# [Exercise details]
Lines containing the word "title" are the ones to copy from the records below.

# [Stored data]

○ ○ ○ ○ ○

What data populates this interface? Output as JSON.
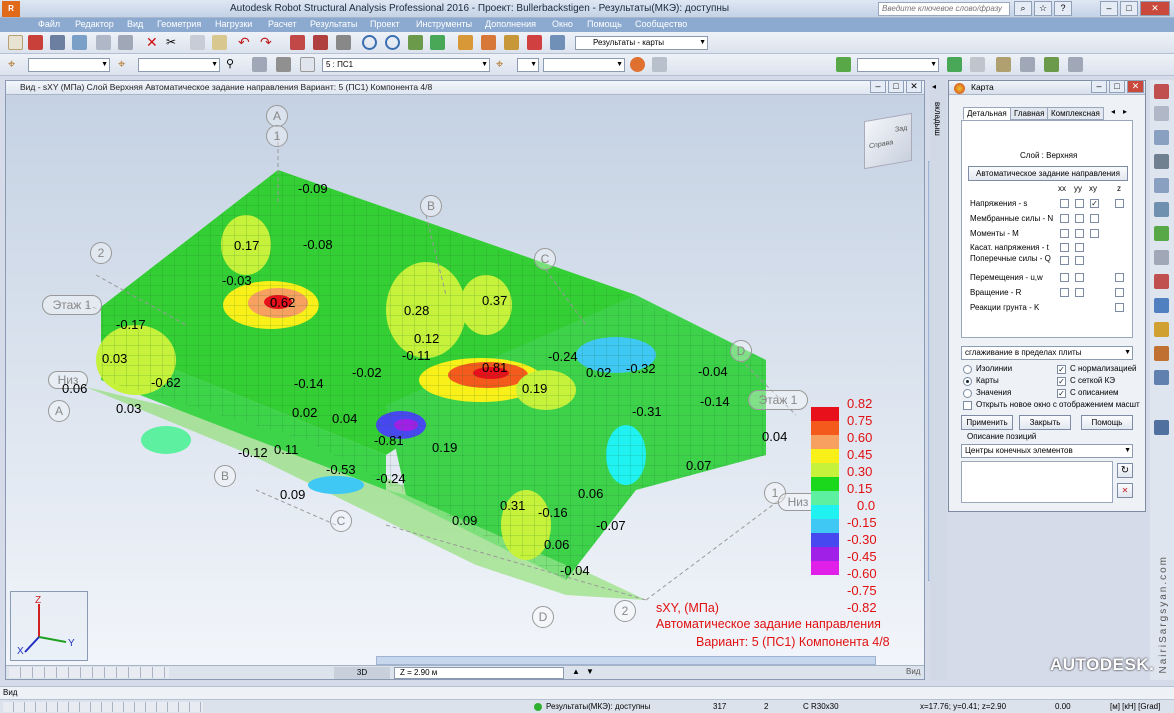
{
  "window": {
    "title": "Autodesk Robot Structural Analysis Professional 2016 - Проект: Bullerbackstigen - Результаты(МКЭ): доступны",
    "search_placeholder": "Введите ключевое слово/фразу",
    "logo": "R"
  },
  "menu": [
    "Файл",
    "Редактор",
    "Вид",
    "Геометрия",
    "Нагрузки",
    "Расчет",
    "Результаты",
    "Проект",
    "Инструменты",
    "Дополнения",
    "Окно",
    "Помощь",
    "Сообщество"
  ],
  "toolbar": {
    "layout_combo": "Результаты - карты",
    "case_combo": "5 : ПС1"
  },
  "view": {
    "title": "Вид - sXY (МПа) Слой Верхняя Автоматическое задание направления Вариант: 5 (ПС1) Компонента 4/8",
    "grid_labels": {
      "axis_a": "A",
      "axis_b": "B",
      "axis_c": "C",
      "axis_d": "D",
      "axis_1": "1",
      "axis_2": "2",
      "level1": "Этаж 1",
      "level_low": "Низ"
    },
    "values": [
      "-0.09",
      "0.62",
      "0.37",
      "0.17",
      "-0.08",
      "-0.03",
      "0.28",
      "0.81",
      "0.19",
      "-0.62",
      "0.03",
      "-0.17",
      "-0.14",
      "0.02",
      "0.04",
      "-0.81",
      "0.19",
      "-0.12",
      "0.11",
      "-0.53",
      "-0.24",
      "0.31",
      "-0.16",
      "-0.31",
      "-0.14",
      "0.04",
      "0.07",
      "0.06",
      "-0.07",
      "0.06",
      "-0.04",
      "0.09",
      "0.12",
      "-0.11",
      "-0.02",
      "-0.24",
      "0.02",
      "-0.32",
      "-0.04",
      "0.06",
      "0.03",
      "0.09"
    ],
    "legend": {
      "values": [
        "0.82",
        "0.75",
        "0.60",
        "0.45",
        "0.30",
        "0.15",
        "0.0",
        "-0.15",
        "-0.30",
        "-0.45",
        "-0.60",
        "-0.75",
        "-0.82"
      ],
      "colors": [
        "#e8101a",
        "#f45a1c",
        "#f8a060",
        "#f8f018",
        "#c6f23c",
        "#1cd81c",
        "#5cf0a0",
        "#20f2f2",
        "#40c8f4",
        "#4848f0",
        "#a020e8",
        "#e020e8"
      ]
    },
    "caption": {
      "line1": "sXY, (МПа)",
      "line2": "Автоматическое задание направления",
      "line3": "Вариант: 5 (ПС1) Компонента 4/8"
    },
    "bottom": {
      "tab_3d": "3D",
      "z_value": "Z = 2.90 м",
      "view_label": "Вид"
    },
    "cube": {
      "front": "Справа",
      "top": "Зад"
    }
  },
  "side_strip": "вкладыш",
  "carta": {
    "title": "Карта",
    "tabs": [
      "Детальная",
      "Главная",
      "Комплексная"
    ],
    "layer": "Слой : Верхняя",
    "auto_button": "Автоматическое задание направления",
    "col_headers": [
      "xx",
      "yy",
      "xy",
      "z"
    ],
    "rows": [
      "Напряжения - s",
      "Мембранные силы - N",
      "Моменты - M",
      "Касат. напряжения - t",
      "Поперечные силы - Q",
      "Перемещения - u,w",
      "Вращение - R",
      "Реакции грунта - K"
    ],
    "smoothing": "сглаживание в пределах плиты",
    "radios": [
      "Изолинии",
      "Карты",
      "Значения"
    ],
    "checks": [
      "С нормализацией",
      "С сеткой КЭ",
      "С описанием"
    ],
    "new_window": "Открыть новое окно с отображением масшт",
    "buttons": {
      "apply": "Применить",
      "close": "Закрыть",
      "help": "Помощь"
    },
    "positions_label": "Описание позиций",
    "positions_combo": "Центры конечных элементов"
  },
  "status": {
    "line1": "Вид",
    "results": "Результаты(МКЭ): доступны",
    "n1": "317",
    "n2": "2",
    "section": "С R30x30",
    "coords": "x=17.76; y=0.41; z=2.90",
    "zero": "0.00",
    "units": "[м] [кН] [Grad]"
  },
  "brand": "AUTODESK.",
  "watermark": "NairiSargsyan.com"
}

○ ○ ○ ○ ○

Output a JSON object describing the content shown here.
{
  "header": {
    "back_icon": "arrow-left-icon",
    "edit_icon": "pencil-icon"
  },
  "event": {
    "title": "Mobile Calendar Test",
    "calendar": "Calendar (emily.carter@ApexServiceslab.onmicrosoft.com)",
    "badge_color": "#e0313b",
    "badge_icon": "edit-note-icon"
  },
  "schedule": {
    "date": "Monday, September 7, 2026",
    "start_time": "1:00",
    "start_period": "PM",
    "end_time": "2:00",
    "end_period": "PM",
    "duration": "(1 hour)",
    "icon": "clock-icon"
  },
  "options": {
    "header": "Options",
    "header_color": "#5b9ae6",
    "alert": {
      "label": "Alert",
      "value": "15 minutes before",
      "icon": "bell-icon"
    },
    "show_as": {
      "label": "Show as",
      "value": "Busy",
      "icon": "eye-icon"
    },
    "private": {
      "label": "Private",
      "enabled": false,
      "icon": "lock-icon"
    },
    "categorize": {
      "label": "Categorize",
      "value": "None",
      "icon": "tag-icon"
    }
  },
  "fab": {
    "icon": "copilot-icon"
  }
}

○ ○ ○ ○ ○

# [Finished task]
    "title": "Autodesk Robot Structural Analysis Professional 2016 - Проект: Bullerbackstigen - Результаты(МКЭ): доступны",
    "title": "Вид - sXY (МПа) Слой Верхняя Автоматическое задание направления Вариант: 5 (ПС1) Компонента 4/8",
    "title": "Карта",
    "title": "Mobile Calendar Test",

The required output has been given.